Goal of the exercise: Copy each line of the material in which the word "lezer" appears.

[Given records — start]

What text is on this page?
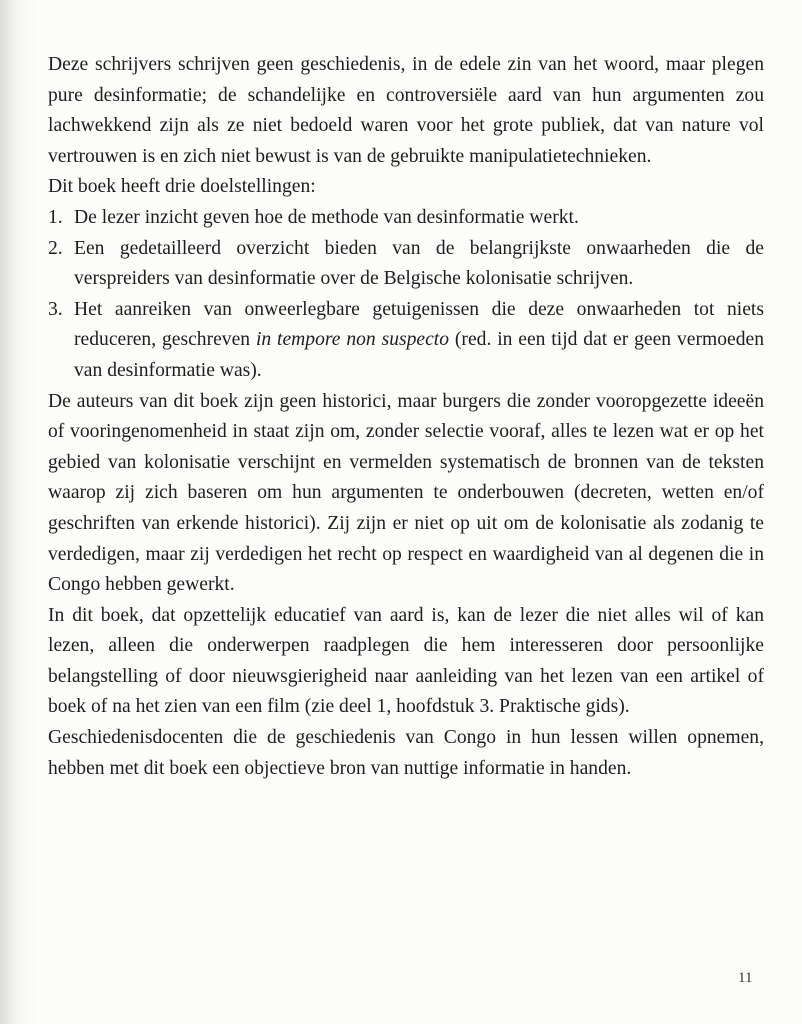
Deze schrijvers schrijven geen geschiedenis, in de edele zin van het woord, maar plegen pure desinformatie; de schandelijke en controversiële aard van hun argumenten zou lachwekkend zijn als ze niet bedoeld waren voor het grote publiek, dat van nature vol vertrouwen is en zich niet bewust is van de gebruikte manipulatietechnieken.

Dit boek heeft drie doelstellingen:

1. De lezer inzicht geven hoe de methode van desinformatie werkt.
2. Een gedetailleerd overzicht bieden van de belangrijkste onwaarheden die de verspreiders van desinformatie over de Belgische kolonisatie schrijven.
3. Het aanreiken van onweerlegbare getuigenissen die deze onwaarheden tot niets reduceren, geschreven in tempore non suspecto (red. in een tijd dat er geen vermoeden van desinformatie was).

De auteurs van dit boek zijn geen historici, maar burgers die zonder vooropgezette ideeën of vooringenomenheid in staat zijn om, zonder selectie vooraf, alles te lezen wat er op het gebied van kolonisatie verschijnt en vermelden systematisch de bronnen van de teksten waarop zij zich baseren om hun argumenten te onderbouwen (decreten, wetten en/of geschriften van erkende historici). Zij zijn er niet op uit om de kolonisatie als zodanig te verdedigen, maar zij verdedigen het recht op respect en waardigheid van al degenen die in Congo hebben gewerkt.

In dit boek, dat opzettelijk educatief van aard is, kan de lezer die niet alles wil of kan lezen, alleen die onderwerpen raadplegen die hem interesseren door persoonlijke belangstelling of door nieuwsgierigheid naar aanleiding van het lezen van een artikel of boek of na het zien van een film (zie deel 1, hoofdstuk 3. Praktische gids).

Geschiedenisdocenten die de geschiedenis van Congo in hun lessen willen opnemen, hebben met dit boek een objectieve bron van nuttige informatie in handen.

11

[Given records — finish]

Exercise output:
1. De lezer inzicht geven hoe de methode van desinformatie werkt.
In dit boek, dat opzettelijk educatief van aard is, kan de lezer die niet alles wil of kan lezen, alleen die onderwerpen raadplegen die hem interesseren door persoonlijke belangstelling of door nieuwsgierigheid naar aanleiding van het lezen van een artikel of boek of na het zien van een film (zie deel 1, hoofdstuk 3. Praktische gids).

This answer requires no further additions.